**Description of the task**
Extract each line containing the string "full".
------
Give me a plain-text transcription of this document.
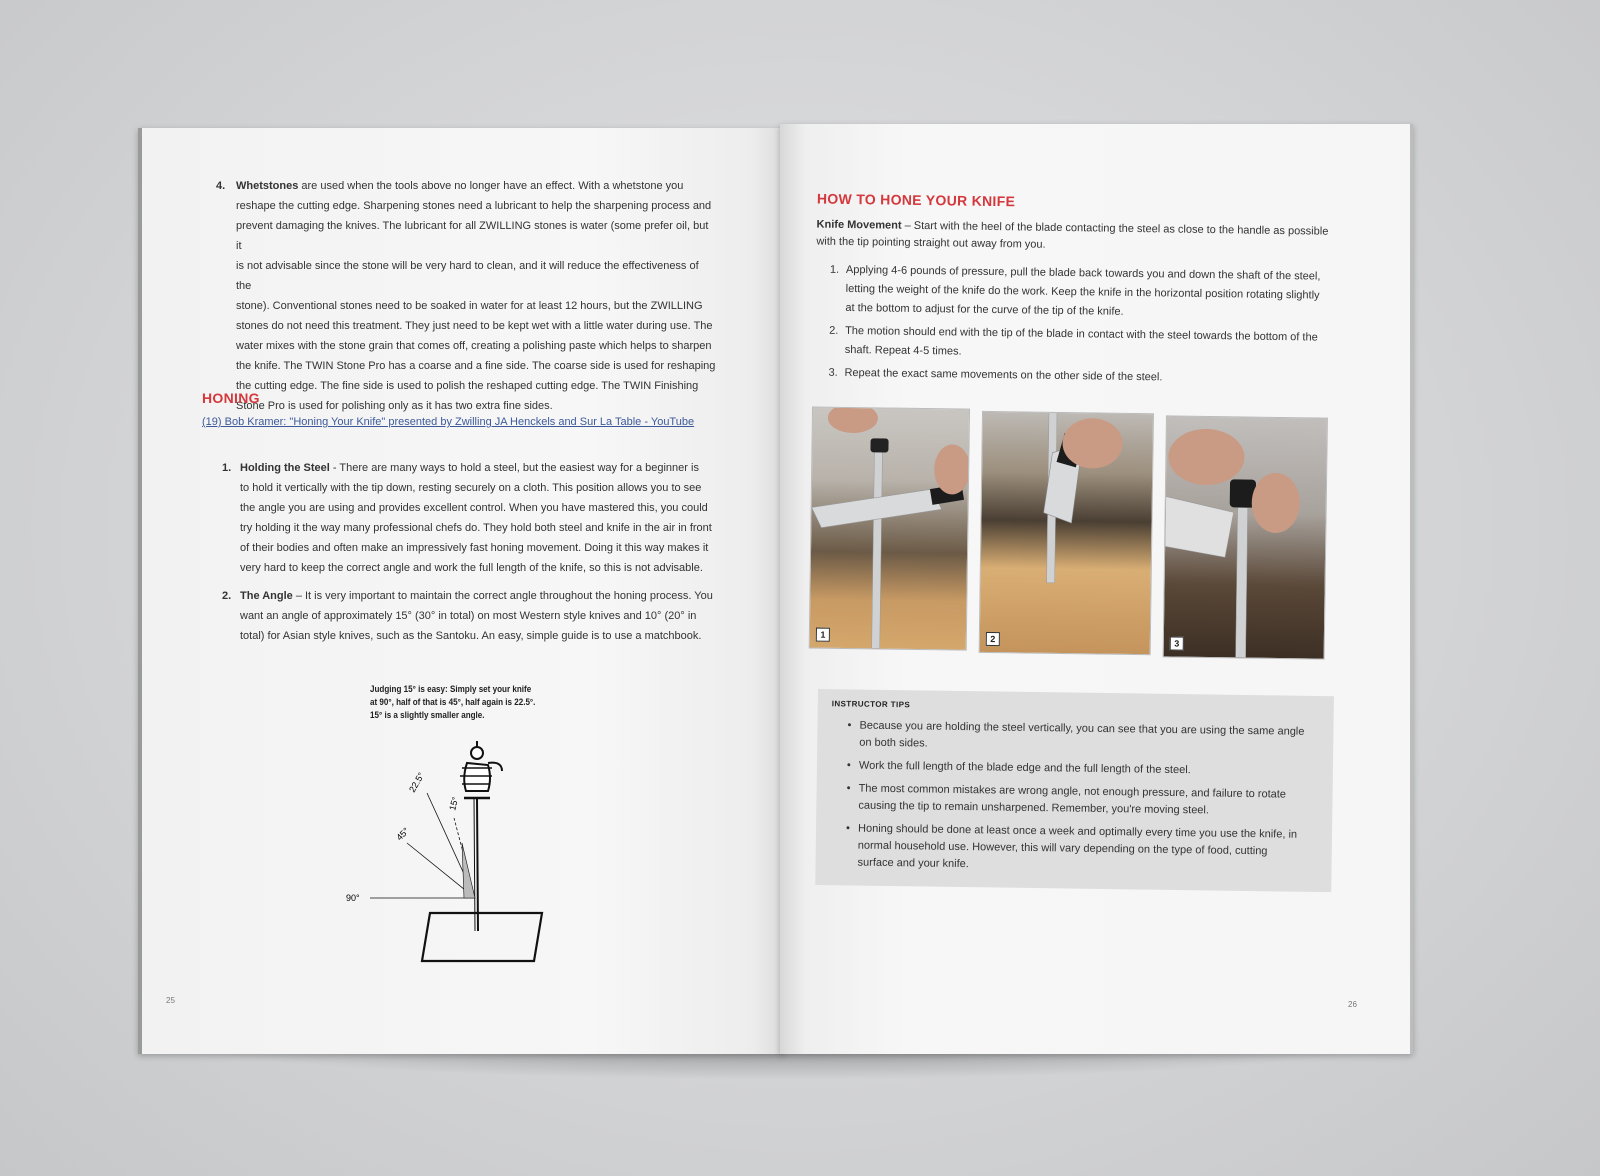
4. Whetstones are used when the tools above no longer have an effect. With a whetstone you
reshape the cutting edge. Sharpening stones need a lubricant to help the sharpening process and
prevent damaging the knives. The lubricant for all ZWILLING stones is water (some prefer oil, but it
is not advisable since the stone will be very hard to clean, and it will reduce the effectiveness of the
stone). Conventional stones need to be soaked in water for at least 12 hours, but the ZWILLING
stones do not need this treatment. They just need to be kept wet with a little water during use. The
water mixes with the stone grain that comes off, creating a polishing paste which helps to sharpen
the knife. The TWIN Stone Pro has a coarse and a fine side. The coarse side is used for reshaping
the cutting edge. The fine side is used to polish the reshaped cutting edge. The TWIN Finishing
Stone Pro is used for polishing only as it has two extra fine sides.
HONING
(19) Bob Kramer: "Honing Your Knife" presented by Zwilling JA Henckels and Sur La Table - YouTube
1. Holding the Steel - There are many ways to hold a steel, but the easiest way for a beginner is
to hold it vertically with the tip down, resting securely on a cloth. This position allows you to see
the angle you are using and provides excellent control. When you have mastered this, you could
try holding it the way many professional chefs do. They hold both steel and knife in the air in front
of their bodies and often make an impressively fast honing movement. Doing it this way makes it
very hard to keep the correct angle and work the full length of the knife, so this is not advisable.
2. The Angle – It is very important to maintain the correct angle throughout the honing process. You
want an angle of approximately 15° (30° in total) on most Western style knives and 10° (20° in
total) for Asian style knives, such as the Santoku. An easy, simple guide is to use a matchbook.
Judging 15° is easy: Simply set your knife
at 90°, half of that is 45°, half again is 22.5°.
15° is a slightly smaller angle.
22.5°
15°
45°
90°
25
HOW TO HONE YOUR KNIFE
Knife Movement – Start with the heel of the blade contacting the steel as close to the handle as possible with the tip pointing straight out away from you.
1. Applying 4-6 pounds of pressure, pull the blade back towards you and down the shaft of the steel, letting the weight of the knife do the work. Keep the knife in the horizontal position rotating slightly at the bottom to adjust for the curve of the tip of the knife.
2. The motion should end with the tip of the blade in contact with the steel towards the bottom of the shaft. Repeat 4-5 times.
3. Repeat the exact same movements on the other side of the steel.
1	2	3
INSTRUCTOR TIPS
• Because you are holding the steel vertically, you can see that you are using the same angle on both sides.
• Work the full length of the blade edge and the full length of the steel.
• The most common mistakes are wrong angle, not enough pressure, and failure to rotate causing the tip to remain unsharpened. Remember, you're moving steel.
• Honing should be done at least once a week and optimally every time you use the knife, in normal household use. However, this will vary depending on the type of food, cutting surface and your knife.
26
------
**Task response**
very hard to keep the correct angle and work the full length of the knife, so this is not advisable.
• Work the full length of the blade edge and the full length of the steel.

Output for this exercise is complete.